### Stored data
::::::::::
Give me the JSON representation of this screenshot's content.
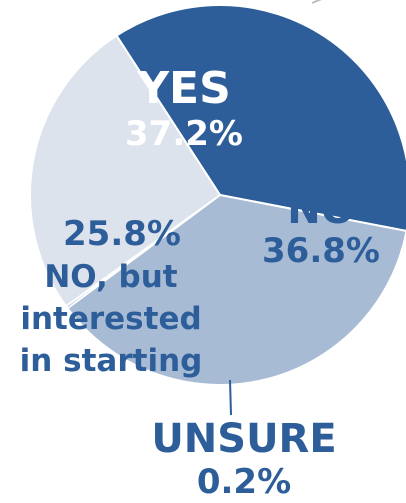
{
  "chart_data": {
    "type": "pie",
    "slices": [
      {
        "key": "yes",
        "label": "YES",
        "value": 37.2,
        "value_text": "37.2%",
        "color": "#2d5e99",
        "label_color": "#ffffff"
      },
      {
        "key": "no",
        "label": "NO",
        "value": 36.8,
        "value_text": "36.8%",
        "color": "#a7bbd4",
        "label_color": "#2d5e99"
      },
      {
        "key": "unsure",
        "label": "UNSURE",
        "value": 0.2,
        "value_text": "0.2%",
        "color": "#2d5e99",
        "label_color": "#2d5e99"
      },
      {
        "key": "no-interested",
        "label_lines": [
          "NO, but",
          "interested",
          "in starting"
        ],
        "value": 25.8,
        "value_text": "25.8%",
        "color": "#dde3ec",
        "label_color": "#2d5e99"
      }
    ]
  }
}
::::::::::
### Work instructions
Omit every image. Quote each record exactly.

### Written solution
Give me the JSON representation of this screenshot's content.
{
  "chart_data": {
    "type": "pie",
    "slices": [
      {
        "key": "yes",
        "label": "YES",
        "value": 37.2,
        "value_text": "37.2%",
        "color": "#2d5e99",
        "label_color": "#ffffff"
      },
      {
        "key": "no",
        "label": "NO",
        "value": 36.8,
        "value_text": "36.8%",
        "color": "#a7bbd4",
        "label_color": "#2d5e99"
      },
      {
        "key": "unsure",
        "label": "UNSURE",
        "value": 0.2,
        "value_text": "0.2%",
        "color": "#2d5e99",
        "label_color": "#2d5e99"
      },
      {
        "key": "no-interested",
        "label_lines": [
          "NO, but",
          "interested",
          "in starting"
        ],
        "value": 25.8,
        "value_text": "25.8%",
        "color": "#dde3ec",
        "label_color": "#2d5e99"
      }
    ]
  }
}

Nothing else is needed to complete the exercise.